### [DATA]

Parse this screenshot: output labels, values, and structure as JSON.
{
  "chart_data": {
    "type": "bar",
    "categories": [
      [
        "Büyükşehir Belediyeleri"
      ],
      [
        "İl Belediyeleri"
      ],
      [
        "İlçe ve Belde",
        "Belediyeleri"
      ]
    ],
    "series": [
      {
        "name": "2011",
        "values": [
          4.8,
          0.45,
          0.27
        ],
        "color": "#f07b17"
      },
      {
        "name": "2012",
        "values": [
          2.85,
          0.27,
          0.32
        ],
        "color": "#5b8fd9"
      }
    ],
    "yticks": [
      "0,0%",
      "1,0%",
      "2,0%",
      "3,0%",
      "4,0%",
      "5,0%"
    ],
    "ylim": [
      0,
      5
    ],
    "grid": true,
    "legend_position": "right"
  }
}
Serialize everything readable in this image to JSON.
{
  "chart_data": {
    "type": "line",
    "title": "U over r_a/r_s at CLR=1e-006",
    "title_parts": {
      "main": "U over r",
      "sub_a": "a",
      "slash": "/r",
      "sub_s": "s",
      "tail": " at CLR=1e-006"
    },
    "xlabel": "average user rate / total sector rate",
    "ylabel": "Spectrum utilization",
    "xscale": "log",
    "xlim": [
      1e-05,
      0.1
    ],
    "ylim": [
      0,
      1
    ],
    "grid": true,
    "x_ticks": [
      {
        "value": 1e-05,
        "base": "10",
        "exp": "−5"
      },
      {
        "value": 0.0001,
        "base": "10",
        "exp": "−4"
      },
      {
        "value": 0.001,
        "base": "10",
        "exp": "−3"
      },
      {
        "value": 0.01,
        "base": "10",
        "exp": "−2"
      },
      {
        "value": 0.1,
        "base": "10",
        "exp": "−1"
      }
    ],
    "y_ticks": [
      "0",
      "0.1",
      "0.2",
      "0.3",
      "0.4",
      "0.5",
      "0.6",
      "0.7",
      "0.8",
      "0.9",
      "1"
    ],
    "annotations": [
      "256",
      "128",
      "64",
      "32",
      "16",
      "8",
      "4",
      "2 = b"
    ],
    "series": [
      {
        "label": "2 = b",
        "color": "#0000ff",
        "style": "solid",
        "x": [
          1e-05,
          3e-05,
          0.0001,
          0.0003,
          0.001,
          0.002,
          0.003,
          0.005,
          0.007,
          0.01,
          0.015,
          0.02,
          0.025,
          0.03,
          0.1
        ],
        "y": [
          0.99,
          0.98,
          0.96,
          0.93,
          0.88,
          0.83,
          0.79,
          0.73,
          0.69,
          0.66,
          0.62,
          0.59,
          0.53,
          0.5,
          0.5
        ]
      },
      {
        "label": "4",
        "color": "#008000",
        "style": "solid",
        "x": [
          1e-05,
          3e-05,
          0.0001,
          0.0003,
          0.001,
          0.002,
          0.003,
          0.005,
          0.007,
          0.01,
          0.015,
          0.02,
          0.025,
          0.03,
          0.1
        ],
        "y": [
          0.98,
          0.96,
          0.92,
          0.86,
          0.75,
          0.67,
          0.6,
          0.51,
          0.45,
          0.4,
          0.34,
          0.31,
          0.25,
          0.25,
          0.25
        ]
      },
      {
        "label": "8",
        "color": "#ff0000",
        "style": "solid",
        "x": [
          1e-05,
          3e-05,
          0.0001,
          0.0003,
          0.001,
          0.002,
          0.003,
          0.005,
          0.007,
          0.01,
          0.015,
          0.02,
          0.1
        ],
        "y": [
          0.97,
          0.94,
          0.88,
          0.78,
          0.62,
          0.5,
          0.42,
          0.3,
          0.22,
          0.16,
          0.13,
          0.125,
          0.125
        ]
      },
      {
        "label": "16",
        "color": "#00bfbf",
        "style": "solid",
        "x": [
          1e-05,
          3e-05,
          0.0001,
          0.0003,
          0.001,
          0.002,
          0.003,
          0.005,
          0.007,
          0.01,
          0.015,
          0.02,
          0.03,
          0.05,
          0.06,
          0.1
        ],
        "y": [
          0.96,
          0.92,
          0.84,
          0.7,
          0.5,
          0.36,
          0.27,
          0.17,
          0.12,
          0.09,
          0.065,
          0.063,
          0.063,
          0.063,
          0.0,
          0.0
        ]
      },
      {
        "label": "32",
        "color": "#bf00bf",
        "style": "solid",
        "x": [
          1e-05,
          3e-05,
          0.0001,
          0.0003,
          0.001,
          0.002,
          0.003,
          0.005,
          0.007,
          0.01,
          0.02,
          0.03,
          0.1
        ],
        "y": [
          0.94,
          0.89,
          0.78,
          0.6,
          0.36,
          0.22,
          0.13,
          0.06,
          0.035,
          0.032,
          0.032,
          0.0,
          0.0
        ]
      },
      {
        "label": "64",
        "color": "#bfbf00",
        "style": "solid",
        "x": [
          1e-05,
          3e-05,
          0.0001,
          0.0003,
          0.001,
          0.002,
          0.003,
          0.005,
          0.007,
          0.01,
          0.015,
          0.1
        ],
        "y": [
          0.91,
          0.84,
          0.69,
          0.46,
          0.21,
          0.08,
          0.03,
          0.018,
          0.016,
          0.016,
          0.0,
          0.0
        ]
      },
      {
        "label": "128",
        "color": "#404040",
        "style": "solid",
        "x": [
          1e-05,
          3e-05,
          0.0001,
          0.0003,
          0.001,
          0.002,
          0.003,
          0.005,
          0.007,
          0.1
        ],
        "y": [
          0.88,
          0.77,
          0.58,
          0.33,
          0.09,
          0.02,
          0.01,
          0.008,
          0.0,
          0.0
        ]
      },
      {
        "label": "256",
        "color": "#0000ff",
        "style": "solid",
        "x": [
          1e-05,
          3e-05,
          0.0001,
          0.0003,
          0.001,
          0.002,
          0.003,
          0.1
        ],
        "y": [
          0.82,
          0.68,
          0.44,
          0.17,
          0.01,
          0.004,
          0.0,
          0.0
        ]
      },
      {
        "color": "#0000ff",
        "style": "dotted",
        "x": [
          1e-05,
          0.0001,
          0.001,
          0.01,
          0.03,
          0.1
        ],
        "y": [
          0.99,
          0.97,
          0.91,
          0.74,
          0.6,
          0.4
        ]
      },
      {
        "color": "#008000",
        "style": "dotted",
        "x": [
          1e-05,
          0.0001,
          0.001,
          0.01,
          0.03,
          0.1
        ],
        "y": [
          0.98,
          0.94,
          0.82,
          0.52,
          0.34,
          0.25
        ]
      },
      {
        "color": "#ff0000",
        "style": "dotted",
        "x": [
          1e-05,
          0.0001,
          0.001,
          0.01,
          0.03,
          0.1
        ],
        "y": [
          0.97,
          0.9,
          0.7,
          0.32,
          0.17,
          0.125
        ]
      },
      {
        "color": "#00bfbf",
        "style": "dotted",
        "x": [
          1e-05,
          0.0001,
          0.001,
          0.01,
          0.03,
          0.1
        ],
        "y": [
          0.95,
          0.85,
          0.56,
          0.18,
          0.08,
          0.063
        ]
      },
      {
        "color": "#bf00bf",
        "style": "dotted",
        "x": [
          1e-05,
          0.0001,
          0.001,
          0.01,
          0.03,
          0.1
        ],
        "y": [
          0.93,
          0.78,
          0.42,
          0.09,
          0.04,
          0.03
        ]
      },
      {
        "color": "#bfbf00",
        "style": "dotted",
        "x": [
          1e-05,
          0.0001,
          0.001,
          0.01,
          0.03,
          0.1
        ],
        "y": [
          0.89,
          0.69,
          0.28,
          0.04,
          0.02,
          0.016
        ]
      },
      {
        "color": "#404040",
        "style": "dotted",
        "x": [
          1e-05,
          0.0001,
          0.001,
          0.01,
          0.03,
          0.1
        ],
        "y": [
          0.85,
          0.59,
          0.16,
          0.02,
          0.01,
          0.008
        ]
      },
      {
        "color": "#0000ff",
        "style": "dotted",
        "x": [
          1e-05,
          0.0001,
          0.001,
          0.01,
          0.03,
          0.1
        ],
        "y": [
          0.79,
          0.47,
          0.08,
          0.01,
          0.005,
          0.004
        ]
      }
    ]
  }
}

### [PROBLEM DESCRIPTION]
Find the lines above that include the string "over" and copy them.

### [WRITTEN RESPONSE]
    "title": "U over r_a/r_s at CLR=1e-006",
      "main": "U over r",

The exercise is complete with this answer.